_Your goal_:
Which lines hold the word "bottom"? Show each of them.
--- Start of Extracted records ---
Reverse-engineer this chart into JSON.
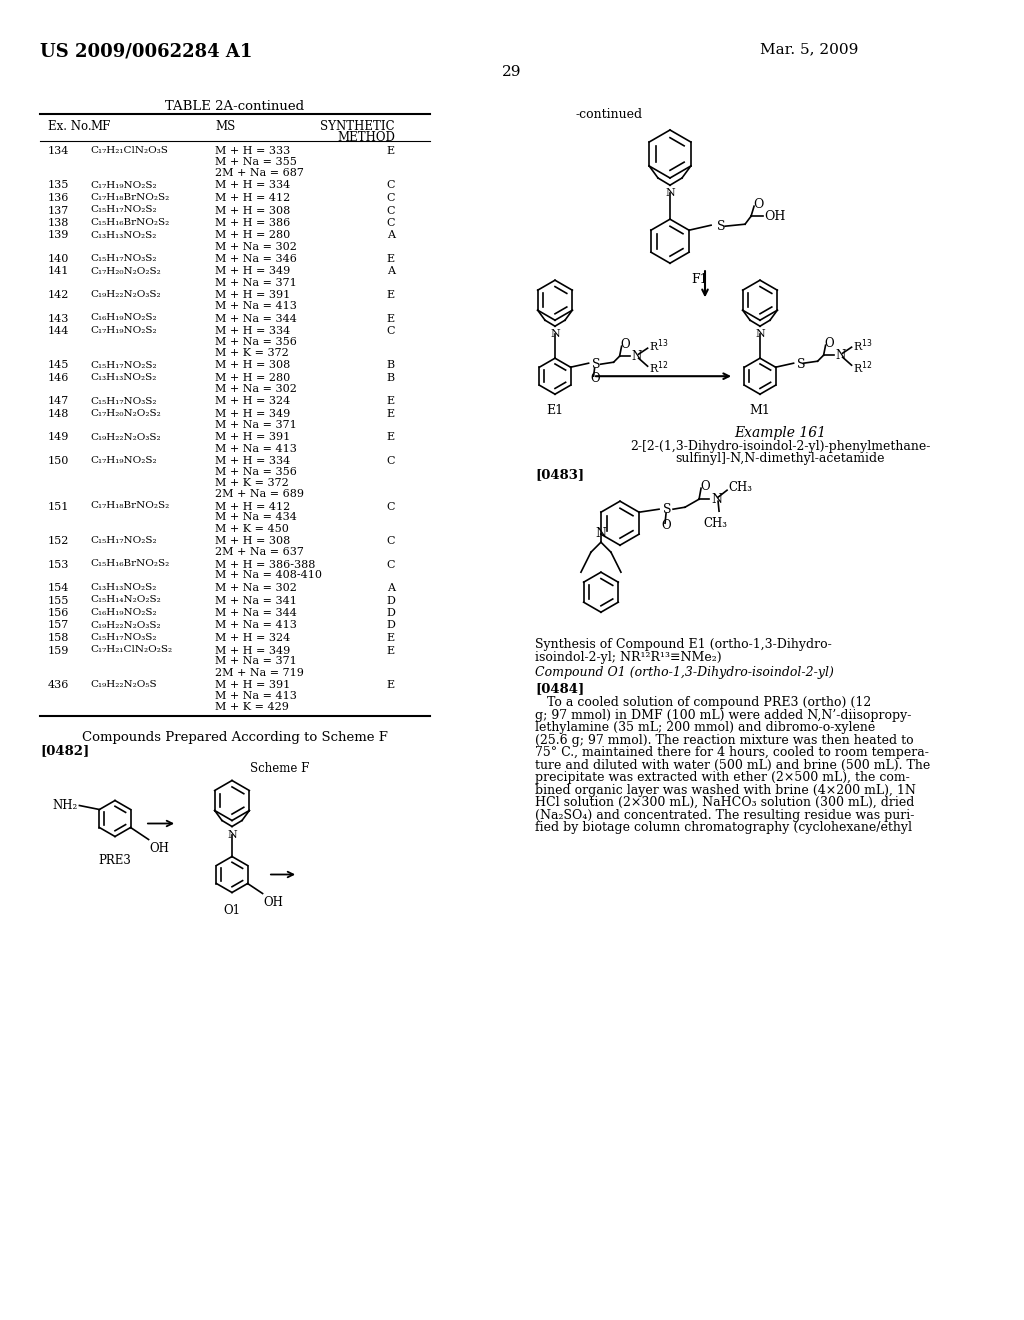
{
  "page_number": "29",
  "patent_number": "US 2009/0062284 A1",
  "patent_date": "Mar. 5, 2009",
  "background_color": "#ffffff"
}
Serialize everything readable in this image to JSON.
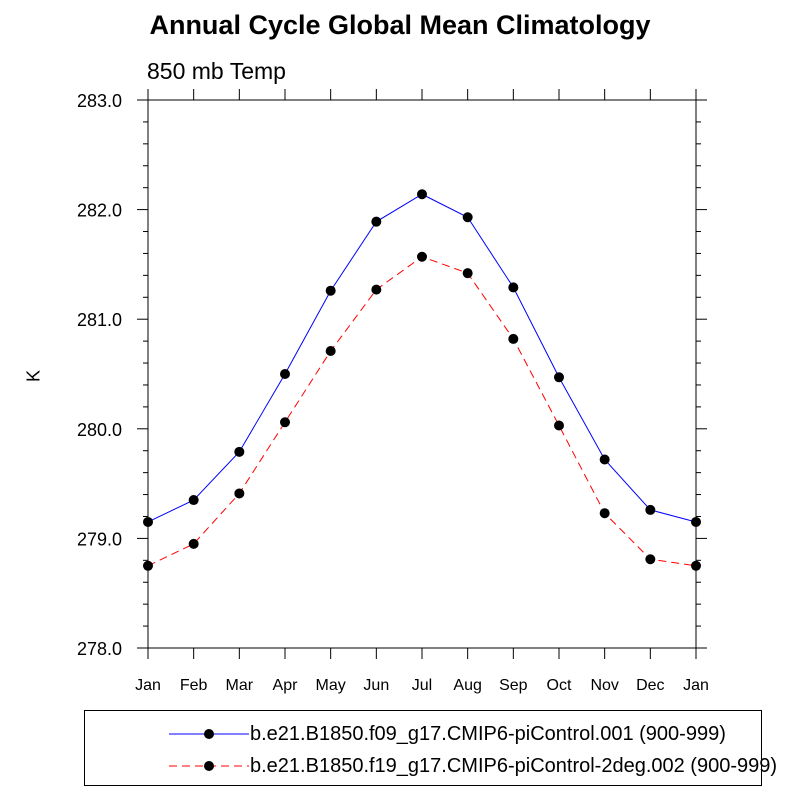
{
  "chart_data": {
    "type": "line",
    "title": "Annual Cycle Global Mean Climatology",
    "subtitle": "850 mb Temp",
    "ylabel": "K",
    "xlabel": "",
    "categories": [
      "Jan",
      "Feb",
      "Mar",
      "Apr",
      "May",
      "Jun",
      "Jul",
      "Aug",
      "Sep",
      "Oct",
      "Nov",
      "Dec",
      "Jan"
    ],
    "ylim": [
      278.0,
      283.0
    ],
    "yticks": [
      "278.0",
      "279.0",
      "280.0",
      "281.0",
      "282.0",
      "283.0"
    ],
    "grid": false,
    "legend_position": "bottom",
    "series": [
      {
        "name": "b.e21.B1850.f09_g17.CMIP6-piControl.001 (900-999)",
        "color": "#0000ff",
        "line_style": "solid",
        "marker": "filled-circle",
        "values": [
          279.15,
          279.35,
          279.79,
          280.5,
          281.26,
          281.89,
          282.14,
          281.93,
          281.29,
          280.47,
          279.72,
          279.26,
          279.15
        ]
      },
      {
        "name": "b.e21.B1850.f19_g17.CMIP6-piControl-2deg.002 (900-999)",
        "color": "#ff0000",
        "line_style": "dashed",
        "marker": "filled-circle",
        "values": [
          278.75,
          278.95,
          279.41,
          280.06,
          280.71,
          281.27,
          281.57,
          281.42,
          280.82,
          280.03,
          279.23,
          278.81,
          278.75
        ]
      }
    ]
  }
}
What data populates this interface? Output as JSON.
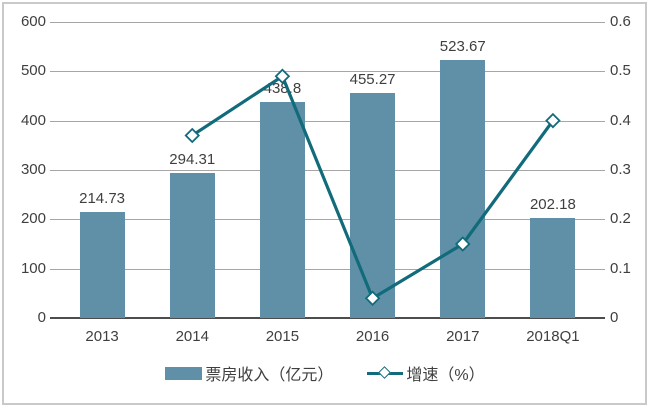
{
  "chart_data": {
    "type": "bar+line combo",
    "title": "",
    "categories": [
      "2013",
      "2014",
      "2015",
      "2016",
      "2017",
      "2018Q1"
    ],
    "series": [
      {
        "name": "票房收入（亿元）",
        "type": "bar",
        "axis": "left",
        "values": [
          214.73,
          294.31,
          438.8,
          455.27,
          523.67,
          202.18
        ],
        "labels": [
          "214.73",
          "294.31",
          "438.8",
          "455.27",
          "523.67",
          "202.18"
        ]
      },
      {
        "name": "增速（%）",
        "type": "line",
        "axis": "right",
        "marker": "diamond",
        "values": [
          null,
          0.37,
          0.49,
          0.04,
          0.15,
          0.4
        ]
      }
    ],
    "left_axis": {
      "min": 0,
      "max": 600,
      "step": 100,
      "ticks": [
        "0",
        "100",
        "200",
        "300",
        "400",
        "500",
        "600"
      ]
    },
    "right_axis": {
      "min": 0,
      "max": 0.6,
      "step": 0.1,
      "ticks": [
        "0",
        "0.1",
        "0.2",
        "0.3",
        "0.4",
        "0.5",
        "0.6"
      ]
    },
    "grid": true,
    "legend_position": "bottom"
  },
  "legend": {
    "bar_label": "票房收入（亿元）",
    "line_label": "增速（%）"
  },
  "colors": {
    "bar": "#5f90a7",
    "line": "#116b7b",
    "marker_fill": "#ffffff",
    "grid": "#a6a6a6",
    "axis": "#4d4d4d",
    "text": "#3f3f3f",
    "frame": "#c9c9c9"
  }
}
--- End of Extracted records ---
_Response_:
    "legend_position": "bottom",
    "legend_position": "bottom"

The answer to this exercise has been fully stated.